§ SUPPLIED MATERIAL:

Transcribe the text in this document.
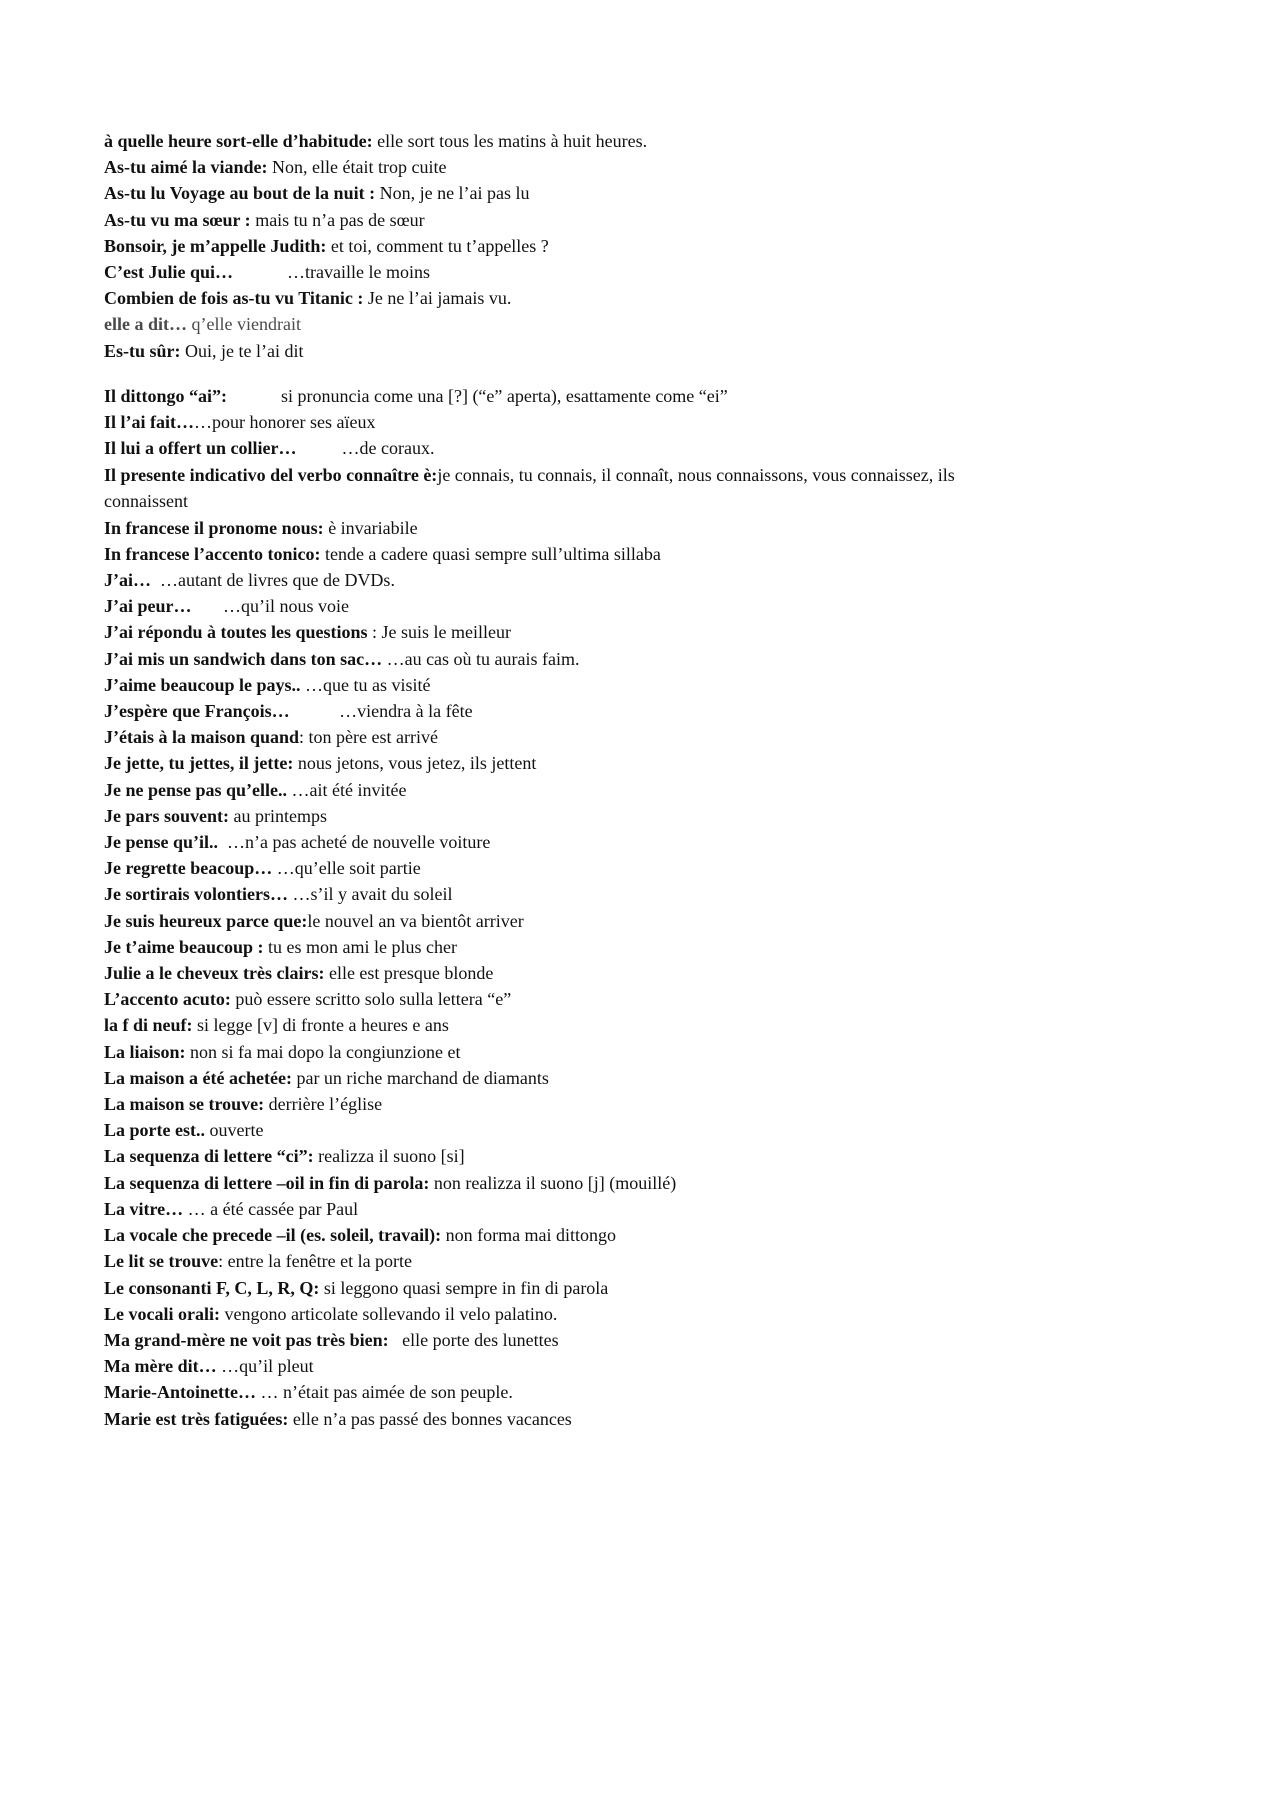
à quelle heure sort-elle d’habitude: elle sort tous les matins à huit heures.

As-tu aimé la viande: Non, elle était trop cuite

As-tu lu Voyage au bout de la nuit : Non, je ne l’ai pas lu

As-tu vu ma sœur : mais tu n’a pas de sœur

Bonsoir, je m’appelle Judith: et toi, comment tu t’appelles ?

C’est Julie qui…            …travaille le moins

Combien de fois as-tu vu Titanic : Je ne l’ai jamais vu.

elle a dit… q’elle viendrait

Es-tu sûr: Oui, je te l’ai dit

Il dittongo “ai”:            si pronuncia come una [?] (“e” aperta), esattamente come “ei”

Il l’ai fait……pour honorer ses aïeux

Il lui a offert un collier…          …de coraux.

Il presente indicativo del verbo connaître è:je connais, tu connais, il connaît, nous connaissons, vous connaissez, ils connaissent

In francese il pronome nous: è invariabile

In francese l’accento tonico: tende a cadere quasi sempre sull’ultima sillaba

J’ai…  …autant de livres que de DVDs.

J’ai peur…       …qu’il nous voie

J’ai répondu à toutes les questions : Je suis le meilleur

J’ai mis un sandwich dans ton sac… …au cas où tu aurais faim.

J’aime beaucoup le pays.. …que tu as visité

J’espère que François…           …viendra à la fête

J’étais à la maison quand: ton père est arrivé

Je jette, tu jettes, il jette: nous jetons, vous jetez, ils jettent

Je ne pense pas qu’elle.. …ait été invitée

Je pars souvent: au printemps

Je pense qu’il..  …n’a pas acheté de nouvelle voiture

Je regrette beacoup… …qu’elle soit partie

Je sortirais volontiers… …s’il y avait du soleil

Je suis heureux parce que:le nouvel an va bientôt arriver

Je t’aime beaucoup : tu es mon ami le plus cher

Julie a le cheveux très clairs: elle est presque blonde

L’accento acuto: può essere scritto solo sulla lettera “e”

la f di neuf: si legge [v] di fronte a heures e ans

La liaison: non si fa mai dopo la congiunzione et

La maison a été achetée: par un riche marchand de diamants

La maison se trouve: derrière l’église

La porte est.. ouverte

La sequenza di lettere “ci”: realizza il suono [si]

La sequenza di lettere –oil in fin di parola: non realizza il suono [j] (mouillé)

La vitre… … a été cassée par Paul

La vocale che precede –il (es. soleil, travail): non forma mai dittongo

Le lit se trouve: entre la fenêtre et la porte

Le consonanti F, C, L, R, Q: si leggono quasi sempre in fin di parola

Le vocali orali: vengono articolate sollevando il velo palatino.

Ma grand-mère ne voit pas très bien:   elle porte des lunettes

Ma mère dit… …qu’il pleut

Marie-Antoinette… … n’était pas aimée de son peuple.

Marie est très fatiguées: elle n’a pas passé des bonnes vacances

§ REQUEST:
Your task is to list each line of the records with the word "beaucoup".

§ REPLY:
J’aime beaucoup le pays.. …que tu as visité
Je t’aime beaucoup : tu es mon ami le plus cher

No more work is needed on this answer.